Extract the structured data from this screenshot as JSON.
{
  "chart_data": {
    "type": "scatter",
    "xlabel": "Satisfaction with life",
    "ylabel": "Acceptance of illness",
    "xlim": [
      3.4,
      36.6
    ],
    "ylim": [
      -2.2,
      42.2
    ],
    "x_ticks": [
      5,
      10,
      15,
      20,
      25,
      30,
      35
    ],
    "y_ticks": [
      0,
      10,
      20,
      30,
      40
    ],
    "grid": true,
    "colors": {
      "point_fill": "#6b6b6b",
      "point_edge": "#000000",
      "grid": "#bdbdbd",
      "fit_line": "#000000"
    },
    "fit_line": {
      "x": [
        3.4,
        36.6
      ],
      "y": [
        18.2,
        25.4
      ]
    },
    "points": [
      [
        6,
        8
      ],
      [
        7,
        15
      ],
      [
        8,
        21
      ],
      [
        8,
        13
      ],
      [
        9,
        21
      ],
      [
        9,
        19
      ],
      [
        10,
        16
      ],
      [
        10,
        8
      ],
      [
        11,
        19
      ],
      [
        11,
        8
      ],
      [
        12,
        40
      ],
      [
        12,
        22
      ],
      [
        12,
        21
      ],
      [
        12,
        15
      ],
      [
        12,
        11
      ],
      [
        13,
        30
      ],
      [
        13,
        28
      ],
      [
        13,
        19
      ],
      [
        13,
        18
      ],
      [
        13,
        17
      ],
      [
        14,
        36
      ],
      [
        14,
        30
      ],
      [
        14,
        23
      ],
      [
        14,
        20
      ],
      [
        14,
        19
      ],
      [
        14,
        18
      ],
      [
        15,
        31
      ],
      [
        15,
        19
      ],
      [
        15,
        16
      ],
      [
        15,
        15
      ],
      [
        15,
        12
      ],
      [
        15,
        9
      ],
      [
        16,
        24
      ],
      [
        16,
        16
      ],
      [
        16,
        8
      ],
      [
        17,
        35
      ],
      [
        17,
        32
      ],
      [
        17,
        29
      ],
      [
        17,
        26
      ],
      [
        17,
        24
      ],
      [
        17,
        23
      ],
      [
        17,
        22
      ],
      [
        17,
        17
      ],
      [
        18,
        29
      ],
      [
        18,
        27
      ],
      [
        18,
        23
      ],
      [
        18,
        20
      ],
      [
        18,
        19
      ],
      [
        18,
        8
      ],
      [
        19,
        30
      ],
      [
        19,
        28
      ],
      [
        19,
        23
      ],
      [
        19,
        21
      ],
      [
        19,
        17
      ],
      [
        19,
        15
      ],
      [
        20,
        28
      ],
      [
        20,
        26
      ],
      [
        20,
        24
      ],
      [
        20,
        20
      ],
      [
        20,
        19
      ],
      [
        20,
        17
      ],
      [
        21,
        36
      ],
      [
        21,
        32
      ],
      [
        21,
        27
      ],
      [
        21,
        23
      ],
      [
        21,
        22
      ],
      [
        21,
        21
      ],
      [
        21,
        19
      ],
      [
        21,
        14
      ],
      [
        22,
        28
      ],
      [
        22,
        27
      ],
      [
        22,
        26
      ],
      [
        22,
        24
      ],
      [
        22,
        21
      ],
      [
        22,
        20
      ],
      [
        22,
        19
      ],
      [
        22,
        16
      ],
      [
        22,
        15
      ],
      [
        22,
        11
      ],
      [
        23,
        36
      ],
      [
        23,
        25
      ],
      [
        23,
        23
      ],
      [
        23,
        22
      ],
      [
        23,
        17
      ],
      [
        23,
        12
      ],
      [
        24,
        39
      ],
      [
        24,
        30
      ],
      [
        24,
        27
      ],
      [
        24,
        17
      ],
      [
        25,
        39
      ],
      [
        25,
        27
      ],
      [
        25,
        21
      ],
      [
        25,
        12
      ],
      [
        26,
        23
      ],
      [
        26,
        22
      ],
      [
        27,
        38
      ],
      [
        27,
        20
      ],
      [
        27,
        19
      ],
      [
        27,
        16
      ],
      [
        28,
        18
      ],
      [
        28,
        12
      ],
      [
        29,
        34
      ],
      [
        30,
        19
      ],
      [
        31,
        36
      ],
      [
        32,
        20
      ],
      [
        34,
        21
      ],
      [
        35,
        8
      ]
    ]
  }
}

YOUR GOAL :: Make an exact copy of the material above.

THE REPLY ::
Extract the structured data from this screenshot as JSON.
{
  "chart_data": {
    "type": "scatter",
    "xlabel": "Satisfaction with life",
    "ylabel": "Acceptance of illness",
    "xlim": [
      3.4,
      36.6
    ],
    "ylim": [
      -2.2,
      42.2
    ],
    "x_ticks": [
      5,
      10,
      15,
      20,
      25,
      30,
      35
    ],
    "y_ticks": [
      0,
      10,
      20,
      30,
      40
    ],
    "grid": true,
    "colors": {
      "point_fill": "#6b6b6b",
      "point_edge": "#000000",
      "grid": "#bdbdbd",
      "fit_line": "#000000"
    },
    "fit_line": {
      "x": [
        3.4,
        36.6
      ],
      "y": [
        18.2,
        25.4
      ]
    },
    "points": [
      [
        6,
        8
      ],
      [
        7,
        15
      ],
      [
        8,
        21
      ],
      [
        8,
        13
      ],
      [
        9,
        21
      ],
      [
        9,
        19
      ],
      [
        10,
        16
      ],
      [
        10,
        8
      ],
      [
        11,
        19
      ],
      [
        11,
        8
      ],
      [
        12,
        40
      ],
      [
        12,
        22
      ],
      [
        12,
        21
      ],
      [
        12,
        15
      ],
      [
        12,
        11
      ],
      [
        13,
        30
      ],
      [
        13,
        28
      ],
      [
        13,
        19
      ],
      [
        13,
        18
      ],
      [
        13,
        17
      ],
      [
        14,
        36
      ],
      [
        14,
        30
      ],
      [
        14,
        23
      ],
      [
        14,
        20
      ],
      [
        14,
        19
      ],
      [
        14,
        18
      ],
      [
        15,
        31
      ],
      [
        15,
        19
      ],
      [
        15,
        16
      ],
      [
        15,
        15
      ],
      [
        15,
        12
      ],
      [
        15,
        9
      ],
      [
        16,
        24
      ],
      [
        16,
        16
      ],
      [
        16,
        8
      ],
      [
        17,
        35
      ],
      [
        17,
        32
      ],
      [
        17,
        29
      ],
      [
        17,
        26
      ],
      [
        17,
        24
      ],
      [
        17,
        23
      ],
      [
        17,
        22
      ],
      [
        17,
        17
      ],
      [
        18,
        29
      ],
      [
        18,
        27
      ],
      [
        18,
        23
      ],
      [
        18,
        20
      ],
      [
        18,
        19
      ],
      [
        18,
        8
      ],
      [
        19,
        30
      ],
      [
        19,
        28
      ],
      [
        19,
        23
      ],
      [
        19,
        21
      ],
      [
        19,
        17
      ],
      [
        19,
        15
      ],
      [
        20,
        28
      ],
      [
        20,
        26
      ],
      [
        20,
        24
      ],
      [
        20,
        20
      ],
      [
        20,
        19
      ],
      [
        20,
        17
      ],
      [
        21,
        36
      ],
      [
        21,
        32
      ],
      [
        21,
        27
      ],
      [
        21,
        23
      ],
      [
        21,
        22
      ],
      [
        21,
        21
      ],
      [
        21,
        19
      ],
      [
        21,
        14
      ],
      [
        22,
        28
      ],
      [
        22,
        27
      ],
      [
        22,
        26
      ],
      [
        22,
        24
      ],
      [
        22,
        21
      ],
      [
        22,
        20
      ],
      [
        22,
        19
      ],
      [
        22,
        16
      ],
      [
        22,
        15
      ],
      [
        22,
        11
      ],
      [
        23,
        36
      ],
      [
        23,
        25
      ],
      [
        23,
        23
      ],
      [
        23,
        22
      ],
      [
        23,
        17
      ],
      [
        23,
        12
      ],
      [
        24,
        39
      ],
      [
        24,
        30
      ],
      [
        24,
        27
      ],
      [
        24,
        17
      ],
      [
        25,
        39
      ],
      [
        25,
        27
      ],
      [
        25,
        21
      ],
      [
        25,
        12
      ],
      [
        26,
        23
      ],
      [
        26,
        22
      ],
      [
        27,
        38
      ],
      [
        27,
        20
      ],
      [
        27,
        19
      ],
      [
        27,
        16
      ],
      [
        28,
        18
      ],
      [
        28,
        12
      ],
      [
        29,
        34
      ],
      [
        30,
        19
      ],
      [
        31,
        36
      ],
      [
        32,
        20
      ],
      [
        34,
        21
      ],
      [
        35,
        8
      ]
    ]
  }
}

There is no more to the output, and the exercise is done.